------ ENTRIES

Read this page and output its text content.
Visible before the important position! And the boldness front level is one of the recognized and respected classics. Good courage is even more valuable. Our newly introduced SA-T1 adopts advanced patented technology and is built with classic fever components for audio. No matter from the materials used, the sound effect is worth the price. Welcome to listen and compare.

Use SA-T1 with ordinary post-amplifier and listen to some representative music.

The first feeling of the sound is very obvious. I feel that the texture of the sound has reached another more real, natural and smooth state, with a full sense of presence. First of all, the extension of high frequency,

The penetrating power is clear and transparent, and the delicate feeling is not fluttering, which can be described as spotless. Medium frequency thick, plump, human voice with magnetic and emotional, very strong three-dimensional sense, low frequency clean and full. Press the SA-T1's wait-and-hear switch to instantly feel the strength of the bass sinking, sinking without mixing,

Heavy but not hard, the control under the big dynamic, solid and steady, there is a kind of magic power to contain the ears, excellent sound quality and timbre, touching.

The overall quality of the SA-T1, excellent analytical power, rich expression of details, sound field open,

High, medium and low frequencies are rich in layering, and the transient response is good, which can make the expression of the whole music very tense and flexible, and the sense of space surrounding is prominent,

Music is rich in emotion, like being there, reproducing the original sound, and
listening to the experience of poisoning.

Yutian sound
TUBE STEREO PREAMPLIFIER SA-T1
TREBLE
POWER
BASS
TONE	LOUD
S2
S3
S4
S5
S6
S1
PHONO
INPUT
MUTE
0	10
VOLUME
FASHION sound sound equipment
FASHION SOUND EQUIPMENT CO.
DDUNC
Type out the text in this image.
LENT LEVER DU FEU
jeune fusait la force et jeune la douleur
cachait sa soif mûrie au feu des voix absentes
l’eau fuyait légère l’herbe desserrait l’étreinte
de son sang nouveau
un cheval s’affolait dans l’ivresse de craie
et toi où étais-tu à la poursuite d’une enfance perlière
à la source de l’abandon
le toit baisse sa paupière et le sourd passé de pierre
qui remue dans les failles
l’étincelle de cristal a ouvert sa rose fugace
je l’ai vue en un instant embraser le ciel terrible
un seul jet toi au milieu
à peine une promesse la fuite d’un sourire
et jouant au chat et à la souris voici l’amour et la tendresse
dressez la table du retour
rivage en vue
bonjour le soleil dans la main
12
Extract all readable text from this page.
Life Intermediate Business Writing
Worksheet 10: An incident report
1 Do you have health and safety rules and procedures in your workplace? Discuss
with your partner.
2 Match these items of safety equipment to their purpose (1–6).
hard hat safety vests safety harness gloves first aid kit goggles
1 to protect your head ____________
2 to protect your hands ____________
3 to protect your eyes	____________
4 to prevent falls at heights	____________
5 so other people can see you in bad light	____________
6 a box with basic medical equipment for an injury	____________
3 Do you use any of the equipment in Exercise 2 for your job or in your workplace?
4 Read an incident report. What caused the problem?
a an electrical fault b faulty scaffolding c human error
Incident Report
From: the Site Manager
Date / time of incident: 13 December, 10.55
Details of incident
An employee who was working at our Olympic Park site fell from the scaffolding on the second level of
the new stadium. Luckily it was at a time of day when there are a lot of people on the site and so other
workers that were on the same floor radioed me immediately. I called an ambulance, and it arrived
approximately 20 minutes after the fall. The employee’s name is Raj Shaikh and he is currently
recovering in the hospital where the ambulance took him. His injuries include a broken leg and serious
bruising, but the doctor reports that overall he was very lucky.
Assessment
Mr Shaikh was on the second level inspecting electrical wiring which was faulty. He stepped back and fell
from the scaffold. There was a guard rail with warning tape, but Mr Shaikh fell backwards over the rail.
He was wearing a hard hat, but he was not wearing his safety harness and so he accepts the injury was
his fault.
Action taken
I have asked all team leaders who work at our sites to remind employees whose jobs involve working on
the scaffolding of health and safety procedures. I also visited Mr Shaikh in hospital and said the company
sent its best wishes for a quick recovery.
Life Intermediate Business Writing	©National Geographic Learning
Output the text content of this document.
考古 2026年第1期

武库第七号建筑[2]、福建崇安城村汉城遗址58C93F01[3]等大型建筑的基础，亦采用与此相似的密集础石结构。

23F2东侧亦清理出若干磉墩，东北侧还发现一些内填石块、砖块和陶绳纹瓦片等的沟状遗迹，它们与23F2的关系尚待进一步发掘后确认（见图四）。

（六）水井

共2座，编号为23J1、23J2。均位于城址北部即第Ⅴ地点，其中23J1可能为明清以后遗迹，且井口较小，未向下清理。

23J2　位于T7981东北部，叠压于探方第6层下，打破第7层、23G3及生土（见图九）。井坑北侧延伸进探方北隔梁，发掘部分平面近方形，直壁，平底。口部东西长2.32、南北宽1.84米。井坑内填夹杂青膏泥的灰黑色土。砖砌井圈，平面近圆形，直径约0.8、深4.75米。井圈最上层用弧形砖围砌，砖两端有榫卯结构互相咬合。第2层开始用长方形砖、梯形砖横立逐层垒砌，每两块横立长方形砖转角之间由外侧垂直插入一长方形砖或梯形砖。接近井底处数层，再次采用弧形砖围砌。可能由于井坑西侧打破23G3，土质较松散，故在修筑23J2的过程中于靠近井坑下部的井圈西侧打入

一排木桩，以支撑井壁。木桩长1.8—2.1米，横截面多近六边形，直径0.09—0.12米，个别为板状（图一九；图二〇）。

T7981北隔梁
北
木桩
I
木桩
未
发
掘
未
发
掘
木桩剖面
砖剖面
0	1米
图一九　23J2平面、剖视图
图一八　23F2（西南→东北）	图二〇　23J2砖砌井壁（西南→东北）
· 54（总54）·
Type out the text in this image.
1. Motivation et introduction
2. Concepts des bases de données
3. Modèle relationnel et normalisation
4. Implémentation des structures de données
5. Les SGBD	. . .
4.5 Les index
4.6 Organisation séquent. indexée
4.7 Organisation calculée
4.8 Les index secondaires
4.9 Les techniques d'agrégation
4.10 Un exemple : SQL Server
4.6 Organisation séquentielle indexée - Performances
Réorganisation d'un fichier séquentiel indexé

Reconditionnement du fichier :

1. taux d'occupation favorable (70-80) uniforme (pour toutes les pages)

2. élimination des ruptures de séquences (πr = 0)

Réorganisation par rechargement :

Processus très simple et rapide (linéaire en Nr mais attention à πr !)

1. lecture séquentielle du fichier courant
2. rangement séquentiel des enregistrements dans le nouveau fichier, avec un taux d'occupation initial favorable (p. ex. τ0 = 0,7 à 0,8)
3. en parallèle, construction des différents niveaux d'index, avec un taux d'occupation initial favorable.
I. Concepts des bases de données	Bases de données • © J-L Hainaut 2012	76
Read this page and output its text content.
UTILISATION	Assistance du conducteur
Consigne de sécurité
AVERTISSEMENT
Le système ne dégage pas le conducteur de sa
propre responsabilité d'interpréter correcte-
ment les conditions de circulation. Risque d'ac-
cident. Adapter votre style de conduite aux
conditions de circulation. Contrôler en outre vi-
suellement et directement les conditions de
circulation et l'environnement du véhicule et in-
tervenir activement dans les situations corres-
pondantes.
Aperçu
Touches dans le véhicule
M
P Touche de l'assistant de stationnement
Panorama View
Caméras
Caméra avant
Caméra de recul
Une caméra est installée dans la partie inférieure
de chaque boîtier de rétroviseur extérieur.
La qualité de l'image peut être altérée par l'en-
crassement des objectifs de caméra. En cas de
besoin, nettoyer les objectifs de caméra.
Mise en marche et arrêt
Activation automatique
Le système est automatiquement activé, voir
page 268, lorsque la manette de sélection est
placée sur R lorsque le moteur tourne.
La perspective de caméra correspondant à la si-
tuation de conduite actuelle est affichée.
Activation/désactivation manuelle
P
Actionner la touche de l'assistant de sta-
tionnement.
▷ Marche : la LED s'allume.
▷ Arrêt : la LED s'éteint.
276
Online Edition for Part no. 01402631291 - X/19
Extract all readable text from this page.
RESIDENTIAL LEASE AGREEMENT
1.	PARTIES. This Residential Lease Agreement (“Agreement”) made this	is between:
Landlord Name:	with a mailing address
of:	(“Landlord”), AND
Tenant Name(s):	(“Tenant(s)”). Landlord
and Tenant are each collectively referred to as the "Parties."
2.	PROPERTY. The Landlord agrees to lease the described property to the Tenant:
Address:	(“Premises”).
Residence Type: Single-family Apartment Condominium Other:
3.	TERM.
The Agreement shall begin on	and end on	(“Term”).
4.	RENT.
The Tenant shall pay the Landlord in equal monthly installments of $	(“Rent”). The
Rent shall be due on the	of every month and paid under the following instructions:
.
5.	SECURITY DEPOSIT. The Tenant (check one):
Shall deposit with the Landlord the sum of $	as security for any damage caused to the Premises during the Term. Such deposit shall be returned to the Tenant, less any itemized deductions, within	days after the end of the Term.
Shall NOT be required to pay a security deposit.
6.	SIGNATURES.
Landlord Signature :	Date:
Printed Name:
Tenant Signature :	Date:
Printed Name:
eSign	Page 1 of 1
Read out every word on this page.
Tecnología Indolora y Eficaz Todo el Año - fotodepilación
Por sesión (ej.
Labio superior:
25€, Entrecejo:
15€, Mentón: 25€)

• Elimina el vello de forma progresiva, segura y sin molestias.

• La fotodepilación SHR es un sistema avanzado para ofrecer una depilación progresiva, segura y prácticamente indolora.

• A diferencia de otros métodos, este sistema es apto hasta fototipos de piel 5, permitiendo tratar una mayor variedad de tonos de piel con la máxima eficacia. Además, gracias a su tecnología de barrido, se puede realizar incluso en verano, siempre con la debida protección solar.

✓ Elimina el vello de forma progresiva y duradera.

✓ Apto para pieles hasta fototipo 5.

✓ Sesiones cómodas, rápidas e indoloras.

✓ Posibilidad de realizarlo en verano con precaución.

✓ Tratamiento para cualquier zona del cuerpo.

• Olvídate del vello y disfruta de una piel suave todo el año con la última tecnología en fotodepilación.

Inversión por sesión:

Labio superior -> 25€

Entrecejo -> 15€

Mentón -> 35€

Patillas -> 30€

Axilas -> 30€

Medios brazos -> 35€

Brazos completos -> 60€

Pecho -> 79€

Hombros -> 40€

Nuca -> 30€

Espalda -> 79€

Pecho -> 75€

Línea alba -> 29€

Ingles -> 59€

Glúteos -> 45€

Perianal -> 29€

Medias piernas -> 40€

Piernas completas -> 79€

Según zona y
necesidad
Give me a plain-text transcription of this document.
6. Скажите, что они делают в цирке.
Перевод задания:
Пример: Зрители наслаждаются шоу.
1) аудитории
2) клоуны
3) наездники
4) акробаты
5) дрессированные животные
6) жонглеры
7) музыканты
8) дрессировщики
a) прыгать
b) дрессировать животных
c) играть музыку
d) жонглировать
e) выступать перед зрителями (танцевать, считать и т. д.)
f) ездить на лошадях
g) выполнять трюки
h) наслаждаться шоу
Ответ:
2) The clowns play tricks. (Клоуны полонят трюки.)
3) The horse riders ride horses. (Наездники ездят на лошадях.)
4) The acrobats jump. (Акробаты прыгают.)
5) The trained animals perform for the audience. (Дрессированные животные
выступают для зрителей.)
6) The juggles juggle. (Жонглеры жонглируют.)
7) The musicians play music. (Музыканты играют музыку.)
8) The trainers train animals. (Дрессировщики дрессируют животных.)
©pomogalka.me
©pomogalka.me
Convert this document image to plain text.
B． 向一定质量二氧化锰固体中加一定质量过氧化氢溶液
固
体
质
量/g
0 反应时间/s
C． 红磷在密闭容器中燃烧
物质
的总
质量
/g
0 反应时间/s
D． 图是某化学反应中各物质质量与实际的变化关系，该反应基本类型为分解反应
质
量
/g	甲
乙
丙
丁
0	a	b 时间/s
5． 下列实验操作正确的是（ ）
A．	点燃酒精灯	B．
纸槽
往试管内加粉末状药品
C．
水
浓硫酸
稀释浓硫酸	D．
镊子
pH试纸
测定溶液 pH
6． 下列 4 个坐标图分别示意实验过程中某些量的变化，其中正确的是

------------

» EXERCISE DETAILS
Lines of the material that contain the word "people" are to be gathered.

» ANSWER TO THE TASK
5 so other people can see you in bad light	____________
the new stadium. Luckily it was at a time of day when there are a lot of people on the site and so other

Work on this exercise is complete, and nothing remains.